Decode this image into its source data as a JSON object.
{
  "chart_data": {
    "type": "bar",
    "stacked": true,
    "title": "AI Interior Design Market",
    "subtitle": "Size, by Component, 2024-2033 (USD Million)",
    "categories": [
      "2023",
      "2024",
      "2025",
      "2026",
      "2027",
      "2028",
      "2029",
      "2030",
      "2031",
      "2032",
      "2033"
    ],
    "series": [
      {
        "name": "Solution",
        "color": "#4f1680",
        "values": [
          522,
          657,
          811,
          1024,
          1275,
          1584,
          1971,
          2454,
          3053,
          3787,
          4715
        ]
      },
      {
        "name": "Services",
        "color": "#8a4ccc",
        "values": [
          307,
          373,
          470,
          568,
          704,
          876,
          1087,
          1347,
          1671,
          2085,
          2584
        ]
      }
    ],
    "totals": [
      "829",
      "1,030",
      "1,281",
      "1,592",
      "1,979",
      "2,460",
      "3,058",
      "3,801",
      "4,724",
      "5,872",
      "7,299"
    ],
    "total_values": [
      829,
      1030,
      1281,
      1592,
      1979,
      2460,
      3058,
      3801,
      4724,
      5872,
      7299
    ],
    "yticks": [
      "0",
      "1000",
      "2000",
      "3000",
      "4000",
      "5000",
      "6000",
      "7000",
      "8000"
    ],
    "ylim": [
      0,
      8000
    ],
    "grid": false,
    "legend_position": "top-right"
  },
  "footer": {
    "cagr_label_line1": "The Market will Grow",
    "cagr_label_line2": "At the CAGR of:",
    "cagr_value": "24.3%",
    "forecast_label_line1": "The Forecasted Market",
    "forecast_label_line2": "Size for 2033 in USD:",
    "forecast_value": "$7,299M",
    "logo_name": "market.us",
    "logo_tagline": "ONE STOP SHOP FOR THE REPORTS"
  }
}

--

Give an exact repetition of all the material.

Decode this image into its source data as a JSON object.
{
  "chart_data": {
    "type": "bar",
    "stacked": true,
    "title": "AI Interior Design Market",
    "subtitle": "Size, by Component, 2024-2033 (USD Million)",
    "categories": [
      "2023",
      "2024",
      "2025",
      "2026",
      "2027",
      "2028",
      "2029",
      "2030",
      "2031",
      "2032",
      "2033"
    ],
    "series": [
      {
        "name": "Solution",
        "color": "#4f1680",
        "values": [
          522,
          657,
          811,
          1024,
          1275,
          1584,
          1971,
          2454,
          3053,
          3787,
          4715
        ]
      },
      {
        "name": "Services",
        "color": "#8a4ccc",
        "values": [
          307,
          373,
          470,
          568,
          704,
          876,
          1087,
          1347,
          1671,
          2085,
          2584
        ]
      }
    ],
    "totals": [
      "829",
      "1,030",
      "1,281",
      "1,592",
      "1,979",
      "2,460",
      "3,058",
      "3,801",
      "4,724",
      "5,872",
      "7,299"
    ],
    "total_values": [
      829,
      1030,
      1281,
      1592,
      1979,
      2460,
      3058,
      3801,
      4724,
      5872,
      7299
    ],
    "yticks": [
      "0",
      "1000",
      "2000",
      "3000",
      "4000",
      "5000",
      "6000",
      "7000",
      "8000"
    ],
    "ylim": [
      0,
      8000
    ],
    "grid": false,
    "legend_position": "top-right"
  },
  "footer": {
    "cagr_label_line1": "The Market will Grow",
    "cagr_label_line2": "At the CAGR of:",
    "cagr_value": "24.3%",
    "forecast_label_line1": "The Forecasted Market",
    "forecast_label_line2": "Size for 2033 in USD:",
    "forecast_value": "$7,299M",
    "logo_name": "market.us",
    "logo_tagline": "ONE STOP SHOP FOR THE REPORTS"
  }
}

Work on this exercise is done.